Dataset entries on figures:
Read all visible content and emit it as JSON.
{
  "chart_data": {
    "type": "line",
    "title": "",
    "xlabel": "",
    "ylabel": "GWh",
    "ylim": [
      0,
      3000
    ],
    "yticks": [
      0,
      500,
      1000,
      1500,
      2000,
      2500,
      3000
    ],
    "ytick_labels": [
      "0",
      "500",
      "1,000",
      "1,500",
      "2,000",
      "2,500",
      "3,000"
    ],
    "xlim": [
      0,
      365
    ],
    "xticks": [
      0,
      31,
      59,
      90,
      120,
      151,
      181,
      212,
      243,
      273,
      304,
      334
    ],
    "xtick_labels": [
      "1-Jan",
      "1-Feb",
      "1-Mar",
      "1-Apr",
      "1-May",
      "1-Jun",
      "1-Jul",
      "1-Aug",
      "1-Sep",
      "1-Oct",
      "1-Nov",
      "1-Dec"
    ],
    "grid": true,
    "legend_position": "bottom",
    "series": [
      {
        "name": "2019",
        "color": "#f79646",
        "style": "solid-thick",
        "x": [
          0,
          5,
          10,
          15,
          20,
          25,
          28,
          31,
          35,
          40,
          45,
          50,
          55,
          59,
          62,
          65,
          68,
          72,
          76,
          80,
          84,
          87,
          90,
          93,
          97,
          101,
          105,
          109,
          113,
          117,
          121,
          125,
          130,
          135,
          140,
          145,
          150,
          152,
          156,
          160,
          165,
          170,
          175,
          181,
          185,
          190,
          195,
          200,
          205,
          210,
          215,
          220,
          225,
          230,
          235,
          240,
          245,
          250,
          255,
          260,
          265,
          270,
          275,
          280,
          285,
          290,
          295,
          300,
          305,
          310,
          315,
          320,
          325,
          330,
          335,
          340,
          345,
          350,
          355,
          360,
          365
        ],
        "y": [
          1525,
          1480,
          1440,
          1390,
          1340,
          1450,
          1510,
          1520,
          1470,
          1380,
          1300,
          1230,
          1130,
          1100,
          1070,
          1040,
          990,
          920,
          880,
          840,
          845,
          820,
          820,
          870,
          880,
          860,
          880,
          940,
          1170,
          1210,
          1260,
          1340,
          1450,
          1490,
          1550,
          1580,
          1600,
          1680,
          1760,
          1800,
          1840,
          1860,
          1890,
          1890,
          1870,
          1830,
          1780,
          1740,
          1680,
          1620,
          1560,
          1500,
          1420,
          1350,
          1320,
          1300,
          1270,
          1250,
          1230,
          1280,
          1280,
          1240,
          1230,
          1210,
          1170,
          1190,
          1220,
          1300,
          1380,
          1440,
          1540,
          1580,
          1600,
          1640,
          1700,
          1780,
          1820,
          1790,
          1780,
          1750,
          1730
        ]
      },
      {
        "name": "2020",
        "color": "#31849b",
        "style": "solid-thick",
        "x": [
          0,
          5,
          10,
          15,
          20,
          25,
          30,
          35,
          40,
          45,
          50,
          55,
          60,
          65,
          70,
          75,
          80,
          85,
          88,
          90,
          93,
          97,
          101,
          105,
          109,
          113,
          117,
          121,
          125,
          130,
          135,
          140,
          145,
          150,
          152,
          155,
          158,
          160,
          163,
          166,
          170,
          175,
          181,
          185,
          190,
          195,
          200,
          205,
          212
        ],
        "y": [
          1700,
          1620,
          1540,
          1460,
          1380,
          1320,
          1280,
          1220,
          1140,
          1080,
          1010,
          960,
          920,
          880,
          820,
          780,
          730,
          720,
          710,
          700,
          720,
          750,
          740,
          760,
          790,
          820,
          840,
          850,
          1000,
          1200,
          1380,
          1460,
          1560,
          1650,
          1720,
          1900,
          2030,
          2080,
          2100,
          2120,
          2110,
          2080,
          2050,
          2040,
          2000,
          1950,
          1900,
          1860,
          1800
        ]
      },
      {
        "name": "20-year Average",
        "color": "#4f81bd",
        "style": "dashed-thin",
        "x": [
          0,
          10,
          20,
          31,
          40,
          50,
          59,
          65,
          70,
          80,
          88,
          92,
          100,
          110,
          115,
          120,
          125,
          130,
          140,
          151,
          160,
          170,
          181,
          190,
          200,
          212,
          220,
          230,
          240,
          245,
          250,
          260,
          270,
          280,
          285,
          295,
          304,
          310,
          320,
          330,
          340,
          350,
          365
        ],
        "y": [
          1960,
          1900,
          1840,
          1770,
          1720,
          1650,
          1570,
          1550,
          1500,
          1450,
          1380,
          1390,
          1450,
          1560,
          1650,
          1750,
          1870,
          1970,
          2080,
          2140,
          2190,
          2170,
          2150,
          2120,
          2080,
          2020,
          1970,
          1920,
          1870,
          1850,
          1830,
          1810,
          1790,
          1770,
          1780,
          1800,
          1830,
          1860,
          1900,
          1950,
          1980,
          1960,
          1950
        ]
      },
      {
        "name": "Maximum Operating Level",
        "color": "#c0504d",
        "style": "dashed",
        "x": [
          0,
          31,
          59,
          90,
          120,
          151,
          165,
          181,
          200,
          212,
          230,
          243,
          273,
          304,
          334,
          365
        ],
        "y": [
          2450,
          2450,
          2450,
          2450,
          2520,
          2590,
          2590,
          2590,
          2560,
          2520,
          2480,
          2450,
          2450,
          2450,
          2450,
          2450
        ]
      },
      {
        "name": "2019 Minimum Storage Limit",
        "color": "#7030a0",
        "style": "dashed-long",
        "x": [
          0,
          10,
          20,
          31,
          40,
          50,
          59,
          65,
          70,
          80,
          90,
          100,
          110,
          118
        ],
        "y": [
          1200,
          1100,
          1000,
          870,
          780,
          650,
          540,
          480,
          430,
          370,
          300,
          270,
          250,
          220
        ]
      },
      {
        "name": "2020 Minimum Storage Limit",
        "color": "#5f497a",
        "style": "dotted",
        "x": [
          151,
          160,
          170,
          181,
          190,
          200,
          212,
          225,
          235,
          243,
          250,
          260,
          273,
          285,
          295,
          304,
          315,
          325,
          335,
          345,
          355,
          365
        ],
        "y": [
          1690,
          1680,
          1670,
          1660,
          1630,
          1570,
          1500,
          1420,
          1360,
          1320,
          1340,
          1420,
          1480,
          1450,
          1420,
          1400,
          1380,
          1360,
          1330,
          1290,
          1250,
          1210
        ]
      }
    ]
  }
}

Exercise details:
Retype all of the material above with every character intact.

Answer below:
Read all visible content and emit it as JSON.
{
  "chart_data": {
    "type": "line",
    "title": "",
    "xlabel": "",
    "ylabel": "GWh",
    "ylim": [
      0,
      3000
    ],
    "yticks": [
      0,
      500,
      1000,
      1500,
      2000,
      2500,
      3000
    ],
    "ytick_labels": [
      "0",
      "500",
      "1,000",
      "1,500",
      "2,000",
      "2,500",
      "3,000"
    ],
    "xlim": [
      0,
      365
    ],
    "xticks": [
      0,
      31,
      59,
      90,
      120,
      151,
      181,
      212,
      243,
      273,
      304,
      334
    ],
    "xtick_labels": [
      "1-Jan",
      "1-Feb",
      "1-Mar",
      "1-Apr",
      "1-May",
      "1-Jun",
      "1-Jul",
      "1-Aug",
      "1-Sep",
      "1-Oct",
      "1-Nov",
      "1-Dec"
    ],
    "grid": true,
    "legend_position": "bottom",
    "series": [
      {
        "name": "2019",
        "color": "#f79646",
        "style": "solid-thick",
        "x": [
          0,
          5,
          10,
          15,
          20,
          25,
          28,
          31,
          35,
          40,
          45,
          50,
          55,
          59,
          62,
          65,
          68,
          72,
          76,
          80,
          84,
          87,
          90,
          93,
          97,
          101,
          105,
          109,
          113,
          117,
          121,
          125,
          130,
          135,
          140,
          145,
          150,
          152,
          156,
          160,
          165,
          170,
          175,
          181,
          185,
          190,
          195,
          200,
          205,
          210,
          215,
          220,
          225,
          230,
          235,
          240,
          245,
          250,
          255,
          260,
          265,
          270,
          275,
          280,
          285,
          290,
          295,
          300,
          305,
          310,
          315,
          320,
          325,
          330,
          335,
          340,
          345,
          350,
          355,
          360,
          365
        ],
        "y": [
          1525,
          1480,
          1440,
          1390,
          1340,
          1450,
          1510,
          1520,
          1470,
          1380,
          1300,
          1230,
          1130,
          1100,
          1070,
          1040,
          990,
          920,
          880,
          840,
          845,
          820,
          820,
          870,
          880,
          860,
          880,
          940,
          1170,
          1210,
          1260,
          1340,
          1450,
          1490,
          1550,
          1580,
          1600,
          1680,
          1760,
          1800,
          1840,
          1860,
          1890,
          1890,
          1870,
          1830,
          1780,
          1740,
          1680,
          1620,
          1560,
          1500,
          1420,
          1350,
          1320,
          1300,
          1270,
          1250,
          1230,
          1280,
          1280,
          1240,
          1230,
          1210,
          1170,
          1190,
          1220,
          1300,
          1380,
          1440,
          1540,
          1580,
          1600,
          1640,
          1700,
          1780,
          1820,
          1790,
          1780,
          1750,
          1730
        ]
      },
      {
        "name": "2020",
        "color": "#31849b",
        "style": "solid-thick",
        "x": [
          0,
          5,
          10,
          15,
          20,
          25,
          30,
          35,
          40,
          45,
          50,
          55,
          60,
          65,
          70,
          75,
          80,
          85,
          88,
          90,
          93,
          97,
          101,
          105,
          109,
          113,
          117,
          121,
          125,
          130,
          135,
          140,
          145,
          150,
          152,
          155,
          158,
          160,
          163,
          166,
          170,
          175,
          181,
          185,
          190,
          195,
          200,
          205,
          212
        ],
        "y": [
          1700,
          1620,
          1540,
          1460,
          1380,
          1320,
          1280,
          1220,
          1140,
          1080,
          1010,
          960,
          920,
          880,
          820,
          780,
          730,
          720,
          710,
          700,
          720,
          750,
          740,
          760,
          790,
          820,
          840,
          850,
          1000,
          1200,
          1380,
          1460,
          1560,
          1650,
          1720,
          1900,
          2030,
          2080,
          2100,
          2120,
          2110,
          2080,
          2050,
          2040,
          2000,
          1950,
          1900,
          1860,
          1800
        ]
      },
      {
        "name": "20-year Average",
        "color": "#4f81bd",
        "style": "dashed-thin",
        "x": [
          0,
          10,
          20,
          31,
          40,
          50,
          59,
          65,
          70,
          80,
          88,
          92,
          100,
          110,
          115,
          120,
          125,
          130,
          140,
          151,
          160,
          170,
          181,
          190,
          200,
          212,
          220,
          230,
          240,
          245,
          250,
          260,
          270,
          280,
          285,
          295,
          304,
          310,
          320,
          330,
          340,
          350,
          365
        ],
        "y": [
          1960,
          1900,
          1840,
          1770,
          1720,
          1650,
          1570,
          1550,
          1500,
          1450,
          1380,
          1390,
          1450,
          1560,
          1650,
          1750,
          1870,
          1970,
          2080,
          2140,
          2190,
          2170,
          2150,
          2120,
          2080,
          2020,
          1970,
          1920,
          1870,
          1850,
          1830,
          1810,
          1790,
          1770,
          1780,
          1800,
          1830,
          1860,
          1900,
          1950,
          1980,
          1960,
          1950
        ]
      },
      {
        "name": "Maximum Operating Level",
        "color": "#c0504d",
        "style": "dashed",
        "x": [
          0,
          31,
          59,
          90,
          120,
          151,
          165,
          181,
          200,
          212,
          230,
          243,
          273,
          304,
          334,
          365
        ],
        "y": [
          2450,
          2450,
          2450,
          2450,
          2520,
          2590,
          2590,
          2590,
          2560,
          2520,
          2480,
          2450,
          2450,
          2450,
          2450,
          2450
        ]
      },
      {
        "name": "2019 Minimum Storage Limit",
        "color": "#7030a0",
        "style": "dashed-long",
        "x": [
          0,
          10,
          20,
          31,
          40,
          50,
          59,
          65,
          70,
          80,
          90,
          100,
          110,
          118
        ],
        "y": [
          1200,
          1100,
          1000,
          870,
          780,
          650,
          540,
          480,
          430,
          370,
          300,
          270,
          250,
          220
        ]
      },
      {
        "name": "2020 Minimum Storage Limit",
        "color": "#5f497a",
        "style": "dotted",
        "x": [
          151,
          160,
          170,
          181,
          190,
          200,
          212,
          225,
          235,
          243,
          250,
          260,
          273,
          285,
          295,
          304,
          315,
          325,
          335,
          345,
          355,
          365
        ],
        "y": [
          1690,
          1680,
          1670,
          1660,
          1630,
          1570,
          1500,
          1420,
          1360,
          1320,
          1340,
          1420,
          1480,
          1450,
          1420,
          1400,
          1380,
          1360,
          1330,
          1290,
          1250,
          1210
        ]
      }
    ]
  }
}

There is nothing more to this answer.